= 参照テキスト =
╔══

インタビュー

『ルージュの手紙』カトリーヌ・ドヌーヴ オフィシャル・インタビュー

© CURIOSA FILMS – VERSUS PRODUCTION – France 3 CINEMA © photo Michael Crotto

 フランスを代表する2大女優『シェルブールの雨傘』『8人の女たち』のカトリーヌ・ドヌーヴと、『大統領の料理人』のカトリーヌ・フロが初共演にして、息の合った“母・娘の掛け合い”で観る者を楽しませてくれる映画『ルージュの手紙』が12月9日、シネスイッチ銀座ほか全国公開となる。この度、映画界に咲き誇る大輪の花、カトリーヌ・ドヌーヴの貴重なオフィシャルインタビューが到着した。

カトリーヌ・ドヌーヴ

 1943年生まれ。フランス・パリ出身。
 10代の頃から映画出演を重ね、60年の『Les portes claquent(原題)』(未)で本格的にデビュー。62年の『悪徳の栄え』で一躍注目を集め、『シェルブールの雨傘』(63)でその人気が決定的になる。
 67年の『昼顔』で英国アカデミー賞主演女優賞にノミネートされ、『終電車』(80)ではセザール賞主演女優賞を受賞。92年の『インドシナ』で米国アカデミー賞主演女優賞にノミネート、セザール賞主演女優賞を受賞した。98年の『ヴァンドーム広場』では、ヴェネチア国際映画祭女優賞を獲得するなど、これまで数々の賞に輝き、今なお世界的大女優として映画ファンを魅了している。
 そのほかの出演作に『ロシュフォールの恋人たち』(66)、『ダンサー・イン・ザ・ダーク』(00)、『8人の女たち』(02)、『しあわせの雨傘』(10)、『神様メール』(15)など。

╚══

= 提供リスト =
╔══

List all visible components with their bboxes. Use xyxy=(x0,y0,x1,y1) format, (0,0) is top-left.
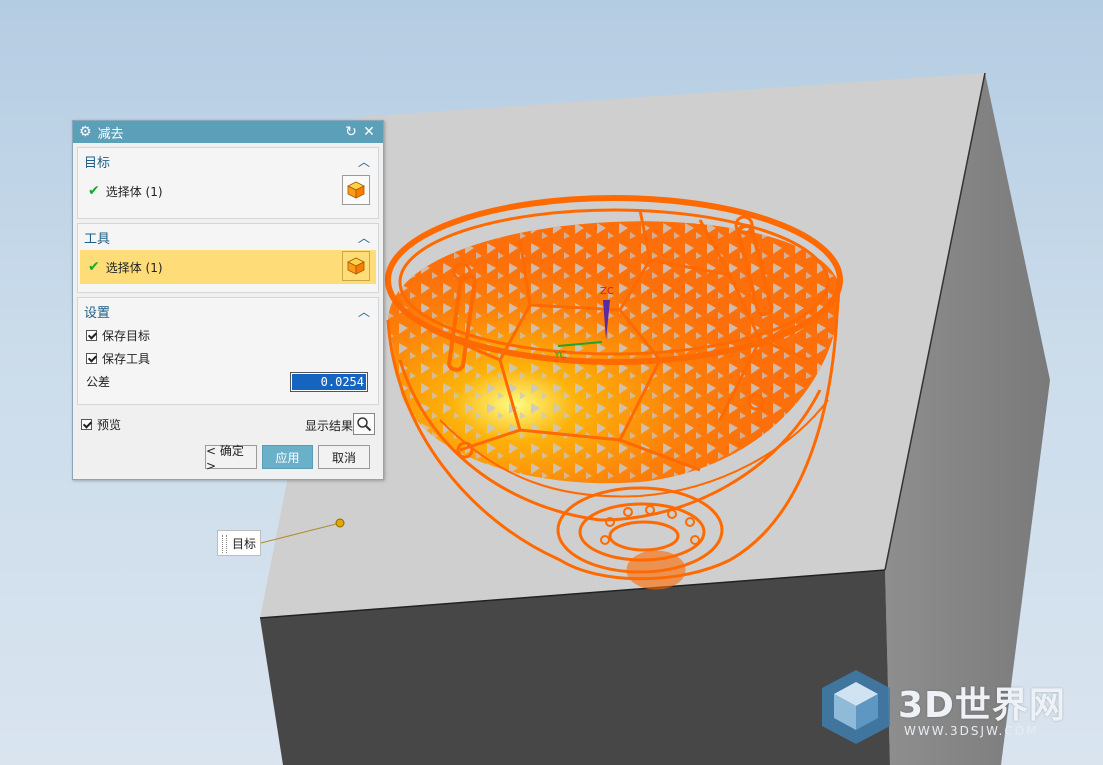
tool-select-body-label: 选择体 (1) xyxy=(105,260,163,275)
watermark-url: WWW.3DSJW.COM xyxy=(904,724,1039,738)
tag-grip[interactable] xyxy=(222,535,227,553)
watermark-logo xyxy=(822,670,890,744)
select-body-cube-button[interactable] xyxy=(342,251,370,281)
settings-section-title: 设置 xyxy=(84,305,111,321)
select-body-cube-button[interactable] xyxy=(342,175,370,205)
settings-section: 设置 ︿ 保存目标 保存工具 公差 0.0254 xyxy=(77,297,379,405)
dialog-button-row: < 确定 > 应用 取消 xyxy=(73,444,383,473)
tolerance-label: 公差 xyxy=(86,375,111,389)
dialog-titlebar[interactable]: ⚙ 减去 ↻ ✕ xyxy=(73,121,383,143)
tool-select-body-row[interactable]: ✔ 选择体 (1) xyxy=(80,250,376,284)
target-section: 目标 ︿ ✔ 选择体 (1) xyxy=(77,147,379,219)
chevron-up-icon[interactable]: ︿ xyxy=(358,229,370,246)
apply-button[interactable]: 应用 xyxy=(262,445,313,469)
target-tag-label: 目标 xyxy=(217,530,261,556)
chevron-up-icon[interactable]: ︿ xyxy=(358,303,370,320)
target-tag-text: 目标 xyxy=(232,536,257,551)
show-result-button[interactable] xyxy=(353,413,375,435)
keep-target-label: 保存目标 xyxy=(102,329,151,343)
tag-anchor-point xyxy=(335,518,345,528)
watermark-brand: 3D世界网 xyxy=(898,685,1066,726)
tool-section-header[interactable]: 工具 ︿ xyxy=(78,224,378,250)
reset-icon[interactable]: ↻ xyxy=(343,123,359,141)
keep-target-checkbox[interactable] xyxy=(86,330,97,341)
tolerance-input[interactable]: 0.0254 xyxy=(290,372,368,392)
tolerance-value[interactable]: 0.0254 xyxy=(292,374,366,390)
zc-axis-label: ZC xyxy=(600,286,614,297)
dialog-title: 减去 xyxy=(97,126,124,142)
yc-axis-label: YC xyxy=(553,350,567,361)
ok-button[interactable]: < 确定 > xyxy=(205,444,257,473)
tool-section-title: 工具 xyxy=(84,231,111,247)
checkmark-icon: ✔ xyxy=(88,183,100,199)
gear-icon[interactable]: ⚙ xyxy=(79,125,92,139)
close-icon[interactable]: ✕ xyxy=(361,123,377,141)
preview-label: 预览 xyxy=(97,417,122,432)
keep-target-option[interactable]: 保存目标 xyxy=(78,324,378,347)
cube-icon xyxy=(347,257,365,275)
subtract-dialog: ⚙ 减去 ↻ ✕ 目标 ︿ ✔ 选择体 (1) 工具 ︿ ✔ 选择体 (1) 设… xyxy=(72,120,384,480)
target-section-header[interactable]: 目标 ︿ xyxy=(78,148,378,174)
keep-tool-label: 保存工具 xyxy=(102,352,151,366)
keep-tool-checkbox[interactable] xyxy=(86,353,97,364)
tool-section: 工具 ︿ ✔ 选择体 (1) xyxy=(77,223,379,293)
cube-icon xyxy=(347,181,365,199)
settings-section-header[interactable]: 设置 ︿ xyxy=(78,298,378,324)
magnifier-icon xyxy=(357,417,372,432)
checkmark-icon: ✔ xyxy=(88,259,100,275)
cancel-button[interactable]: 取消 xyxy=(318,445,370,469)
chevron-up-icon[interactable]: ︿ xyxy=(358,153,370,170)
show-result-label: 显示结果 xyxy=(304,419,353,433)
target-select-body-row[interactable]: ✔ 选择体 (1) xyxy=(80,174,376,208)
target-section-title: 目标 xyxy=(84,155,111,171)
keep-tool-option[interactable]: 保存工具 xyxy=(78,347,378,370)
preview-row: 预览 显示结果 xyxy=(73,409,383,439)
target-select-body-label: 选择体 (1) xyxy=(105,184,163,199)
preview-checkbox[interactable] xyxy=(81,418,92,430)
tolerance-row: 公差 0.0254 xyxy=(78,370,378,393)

╚══
╔══

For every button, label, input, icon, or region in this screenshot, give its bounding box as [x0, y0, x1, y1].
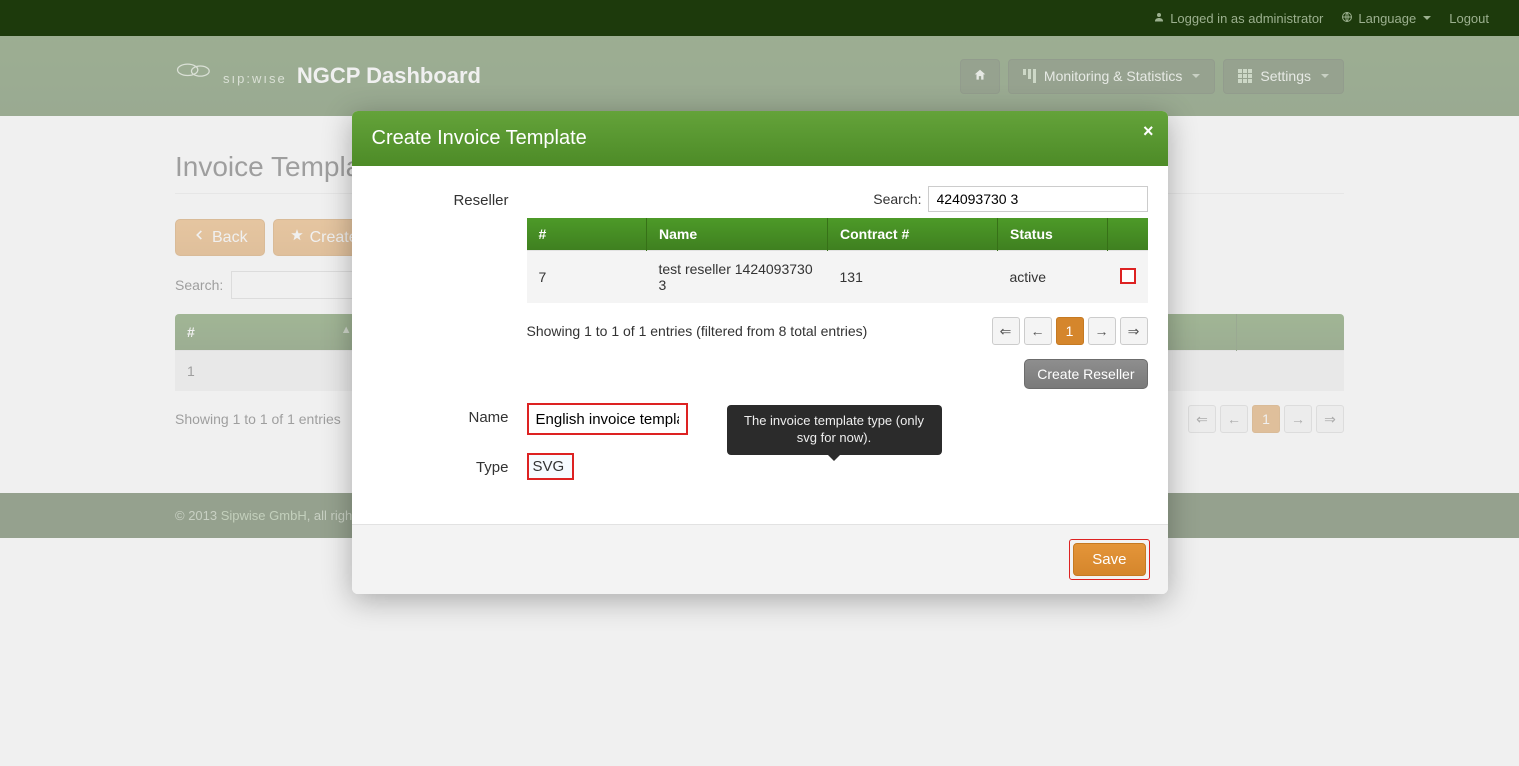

╚══
╔══

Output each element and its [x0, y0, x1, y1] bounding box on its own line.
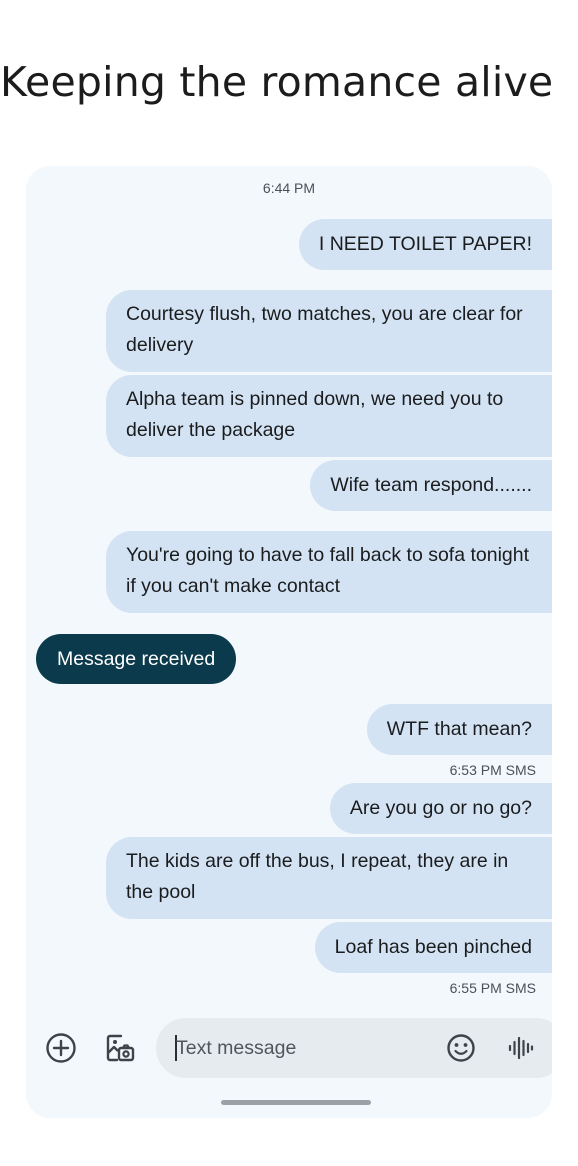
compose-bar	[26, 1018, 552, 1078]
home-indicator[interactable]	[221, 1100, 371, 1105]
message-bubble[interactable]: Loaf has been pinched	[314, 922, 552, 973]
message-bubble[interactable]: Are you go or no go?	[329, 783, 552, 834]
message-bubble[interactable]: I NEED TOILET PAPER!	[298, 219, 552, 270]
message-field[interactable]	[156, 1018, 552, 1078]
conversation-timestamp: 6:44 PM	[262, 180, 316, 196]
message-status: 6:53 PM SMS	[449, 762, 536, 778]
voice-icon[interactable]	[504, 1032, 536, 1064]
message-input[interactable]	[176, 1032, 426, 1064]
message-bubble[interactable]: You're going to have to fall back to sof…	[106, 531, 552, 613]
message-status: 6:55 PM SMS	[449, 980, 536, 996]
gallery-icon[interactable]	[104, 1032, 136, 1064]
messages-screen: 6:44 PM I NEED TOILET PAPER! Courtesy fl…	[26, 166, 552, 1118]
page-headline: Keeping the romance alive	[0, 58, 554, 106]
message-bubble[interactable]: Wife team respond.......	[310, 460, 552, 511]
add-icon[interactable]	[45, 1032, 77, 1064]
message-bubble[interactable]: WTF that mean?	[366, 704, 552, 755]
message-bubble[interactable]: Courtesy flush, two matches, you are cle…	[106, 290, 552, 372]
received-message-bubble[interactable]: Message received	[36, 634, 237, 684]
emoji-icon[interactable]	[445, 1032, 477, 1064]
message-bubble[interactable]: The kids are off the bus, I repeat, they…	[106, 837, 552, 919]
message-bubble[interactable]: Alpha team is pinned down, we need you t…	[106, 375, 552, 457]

╚══

= 取り組む課題 =
A. 参照テキストでは、カトリーヌ・ドヌーヴが『インドシナ』で受賞した賞は何とされているか。
B. 参照テキストによれば、映画『ルージュの手紙』はどのようにして観る者を楽しませるのか。1〜3文で説明せよ。

= 課題の解答 =
A. セザール賞主演女優賞。

B. フランスを代表する2大女優、カトリーヌ・ドヌーヴとカトリーヌ・フロが初共演する。二人が息の合った「母・娘の掛け合い」を見せることで、観る者を楽しませる。